SET TASK | Write out the records below once more, exactly as they stand.

Items listed in a dataset
────────

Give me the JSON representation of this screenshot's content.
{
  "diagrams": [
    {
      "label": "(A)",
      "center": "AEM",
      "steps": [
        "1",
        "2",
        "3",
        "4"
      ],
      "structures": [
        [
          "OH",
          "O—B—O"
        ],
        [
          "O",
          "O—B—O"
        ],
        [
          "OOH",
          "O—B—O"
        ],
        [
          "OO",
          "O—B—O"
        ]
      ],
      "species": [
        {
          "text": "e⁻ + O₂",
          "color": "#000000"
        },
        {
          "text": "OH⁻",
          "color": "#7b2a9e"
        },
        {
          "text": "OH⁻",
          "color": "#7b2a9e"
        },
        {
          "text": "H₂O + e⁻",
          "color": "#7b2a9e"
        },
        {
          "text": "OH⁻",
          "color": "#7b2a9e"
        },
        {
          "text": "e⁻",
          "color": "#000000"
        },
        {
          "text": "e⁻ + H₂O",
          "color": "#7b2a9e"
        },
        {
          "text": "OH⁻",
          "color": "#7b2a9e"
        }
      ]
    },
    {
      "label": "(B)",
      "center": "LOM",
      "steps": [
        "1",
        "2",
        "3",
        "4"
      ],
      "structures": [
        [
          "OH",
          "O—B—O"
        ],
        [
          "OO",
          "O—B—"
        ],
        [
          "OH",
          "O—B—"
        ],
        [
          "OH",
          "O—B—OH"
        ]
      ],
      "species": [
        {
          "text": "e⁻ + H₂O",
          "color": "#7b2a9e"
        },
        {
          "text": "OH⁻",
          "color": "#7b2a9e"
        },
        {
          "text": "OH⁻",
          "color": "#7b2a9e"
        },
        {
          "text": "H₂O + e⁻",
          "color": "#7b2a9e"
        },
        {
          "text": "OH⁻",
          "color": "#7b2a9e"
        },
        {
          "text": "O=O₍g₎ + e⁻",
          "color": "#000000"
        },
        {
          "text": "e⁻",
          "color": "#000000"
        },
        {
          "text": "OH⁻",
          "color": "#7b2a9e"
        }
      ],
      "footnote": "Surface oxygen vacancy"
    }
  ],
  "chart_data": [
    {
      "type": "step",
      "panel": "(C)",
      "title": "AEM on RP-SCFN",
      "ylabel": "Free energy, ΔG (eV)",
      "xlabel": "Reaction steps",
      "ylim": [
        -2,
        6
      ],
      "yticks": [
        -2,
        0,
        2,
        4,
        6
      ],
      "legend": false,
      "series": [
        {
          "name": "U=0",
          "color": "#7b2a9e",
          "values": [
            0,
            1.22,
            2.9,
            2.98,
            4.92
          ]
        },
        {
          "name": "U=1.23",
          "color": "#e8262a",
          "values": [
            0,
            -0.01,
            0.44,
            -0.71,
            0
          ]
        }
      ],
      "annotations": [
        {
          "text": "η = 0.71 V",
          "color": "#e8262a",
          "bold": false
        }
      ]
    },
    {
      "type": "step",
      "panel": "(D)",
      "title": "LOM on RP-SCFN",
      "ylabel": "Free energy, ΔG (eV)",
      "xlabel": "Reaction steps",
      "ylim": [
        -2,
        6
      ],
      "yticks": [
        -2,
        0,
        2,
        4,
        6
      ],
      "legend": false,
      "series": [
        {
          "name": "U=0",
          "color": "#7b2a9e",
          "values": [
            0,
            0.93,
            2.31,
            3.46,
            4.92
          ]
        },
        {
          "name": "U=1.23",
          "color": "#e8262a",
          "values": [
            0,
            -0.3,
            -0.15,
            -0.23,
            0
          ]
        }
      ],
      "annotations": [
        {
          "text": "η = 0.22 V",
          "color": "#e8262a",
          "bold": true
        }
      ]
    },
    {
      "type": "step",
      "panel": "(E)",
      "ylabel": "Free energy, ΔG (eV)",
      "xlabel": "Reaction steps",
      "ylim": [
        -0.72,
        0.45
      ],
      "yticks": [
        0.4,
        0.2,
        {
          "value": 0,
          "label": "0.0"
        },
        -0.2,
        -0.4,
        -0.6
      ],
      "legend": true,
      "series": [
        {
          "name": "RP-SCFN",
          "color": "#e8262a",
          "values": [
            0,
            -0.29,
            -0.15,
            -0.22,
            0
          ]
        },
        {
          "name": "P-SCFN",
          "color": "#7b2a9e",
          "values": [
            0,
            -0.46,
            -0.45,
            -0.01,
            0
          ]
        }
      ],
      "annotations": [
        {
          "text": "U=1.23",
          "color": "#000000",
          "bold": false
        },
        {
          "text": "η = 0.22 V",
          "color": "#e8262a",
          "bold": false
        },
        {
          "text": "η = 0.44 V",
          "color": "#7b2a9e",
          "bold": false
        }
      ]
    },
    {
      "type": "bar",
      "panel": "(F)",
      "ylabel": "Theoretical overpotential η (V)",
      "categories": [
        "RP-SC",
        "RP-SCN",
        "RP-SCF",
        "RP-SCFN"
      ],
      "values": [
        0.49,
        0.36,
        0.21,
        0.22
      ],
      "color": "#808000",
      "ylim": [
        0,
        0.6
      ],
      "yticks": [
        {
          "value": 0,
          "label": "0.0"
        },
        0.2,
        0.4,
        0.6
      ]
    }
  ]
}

────────

WRITTEN RESPONSE |
Give me the JSON representation of this screenshot's content.
{
  "diagrams": [
    {
      "label": "(A)",
      "center": "AEM",
      "steps": [
        "1",
        "2",
        "3",
        "4"
      ],
      "structures": [
        [
          "OH",
          "O—B—O"
        ],
        [
          "O",
          "O—B—O"
        ],
        [
          "OOH",
          "O—B—O"
        ],
        [
          "OO",
          "O—B—O"
        ]
      ],
      "species": [
        {
          "text": "e⁻ + O₂",
          "color": "#000000"
        },
        {
          "text": "OH⁻",
          "color": "#7b2a9e"
        },
        {
          "text": "OH⁻",
          "color": "#7b2a9e"
        },
        {
          "text": "H₂O + e⁻",
          "color": "#7b2a9e"
        },
        {
          "text": "OH⁻",
          "color": "#7b2a9e"
        },
        {
          "text": "e⁻",
          "color": "#000000"
        },
        {
          "text": "e⁻ + H₂O",
          "color": "#7b2a9e"
        },
        {
          "text": "OH⁻",
          "color": "#7b2a9e"
        }
      ]
    },
    {
      "label": "(B)",
      "center": "LOM",
      "steps": [
        "1",
        "2",
        "3",
        "4"
      ],
      "structures": [
        [
          "OH",
          "O—B—O"
        ],
        [
          "OO",
          "O—B—"
        ],
        [
          "OH",
          "O—B—"
        ],
        [
          "OH",
          "O—B—OH"
        ]
      ],
      "species": [
        {
          "text": "e⁻ + H₂O",
          "color": "#7b2a9e"
        },
        {
          "text": "OH⁻",
          "color": "#7b2a9e"
        },
        {
          "text": "OH⁻",
          "color": "#7b2a9e"
        },
        {
          "text": "H₂O + e⁻",
          "color": "#7b2a9e"
        },
        {
          "text": "OH⁻",
          "color": "#7b2a9e"
        },
        {
          "text": "O=O₍g₎ + e⁻",
          "color": "#000000"
        },
        {
          "text": "e⁻",
          "color": "#000000"
        },
        {
          "text": "OH⁻",
          "color": "#7b2a9e"
        }
      ],
      "footnote": "Surface oxygen vacancy"
    }
  ],
  "chart_data": [
    {
      "type": "step",
      "panel": "(C)",
      "title": "AEM on RP-SCFN",
      "ylabel": "Free energy, ΔG (eV)",
      "xlabel": "Reaction steps",
      "ylim": [
        -2,
        6
      ],
      "yticks": [
        -2,
        0,
        2,
        4,
        6
      ],
      "legend": false,
      "series": [
        {
          "name": "U=0",
          "color": "#7b2a9e",
          "values": [
            0,
            1.22,
            2.9,
            2.98,
            4.92
          ]
        },
        {
          "name": "U=1.23",
          "color": "#e8262a",
          "values": [
            0,
            -0.01,
            0.44,
            -0.71,
            0
          ]
        }
      ],
      "annotations": [
        {
          "text": "η = 0.71 V",
          "color": "#e8262a",
          "bold": false
        }
      ]
    },
    {
      "type": "step",
      "panel": "(D)",
      "title": "LOM on RP-SCFN",
      "ylabel": "Free energy, ΔG (eV)",
      "xlabel": "Reaction steps",
      "ylim": [
        -2,
        6
      ],
      "yticks": [
        -2,
        0,
        2,
        4,
        6
      ],
      "legend": false,
      "series": [
        {
          "name": "U=0",
          "color": "#7b2a9e",
          "values": [
            0,
            0.93,
            2.31,
            3.46,
            4.92
          ]
        },
        {
          "name": "U=1.23",
          "color": "#e8262a",
          "values": [
            0,
            -0.3,
            -0.15,
            -0.23,
            0
          ]
        }
      ],
      "annotations": [
        {
          "text": "η = 0.22 V",
          "color": "#e8262a",
          "bold": true
        }
      ]
    },
    {
      "type": "step",
      "panel": "(E)",
      "ylabel": "Free energy, ΔG (eV)",
      "xlabel": "Reaction steps",
      "ylim": [
        -0.72,
        0.45
      ],
      "yticks": [
        0.4,
        0.2,
        {
          "value": 0,
          "label": "0.0"
        },
        -0.2,
        -0.4,
        -0.6
      ],
      "legend": true,
      "series": [
        {
          "name": "RP-SCFN",
          "color": "#e8262a",
          "values": [
            0,
            -0.29,
            -0.15,
            -0.22,
            0
          ]
        },
        {
          "name": "P-SCFN",
          "color": "#7b2a9e",
          "values": [
            0,
            -0.46,
            -0.45,
            -0.01,
            0
          ]
        }
      ],
      "annotations": [
        {
          "text": "U=1.23",
          "color": "#000000",
          "bold": false
        },
        {
          "text": "η = 0.22 V",
          "color": "#e8262a",
          "bold": false
        },
        {
          "text": "η = 0.44 V",
          "color": "#7b2a9e",
          "bold": false
        }
      ]
    },
    {
      "type": "bar",
      "panel": "(F)",
      "ylabel": "Theoretical overpotential η (V)",
      "categories": [
        "RP-SC",
        "RP-SCN",
        "RP-SCF",
        "RP-SCFN"
      ],
      "values": [
        0.49,
        0.36,
        0.21,
        0.22
      ],
      "color": "#808000",
      "ylim": [
        0,
        0.6
      ],
      "yticks": [
        {
          "value": 0,
          "label": "0.0"
        },
        0.2,
        0.4,
        0.6
      ]
    }
  ]
}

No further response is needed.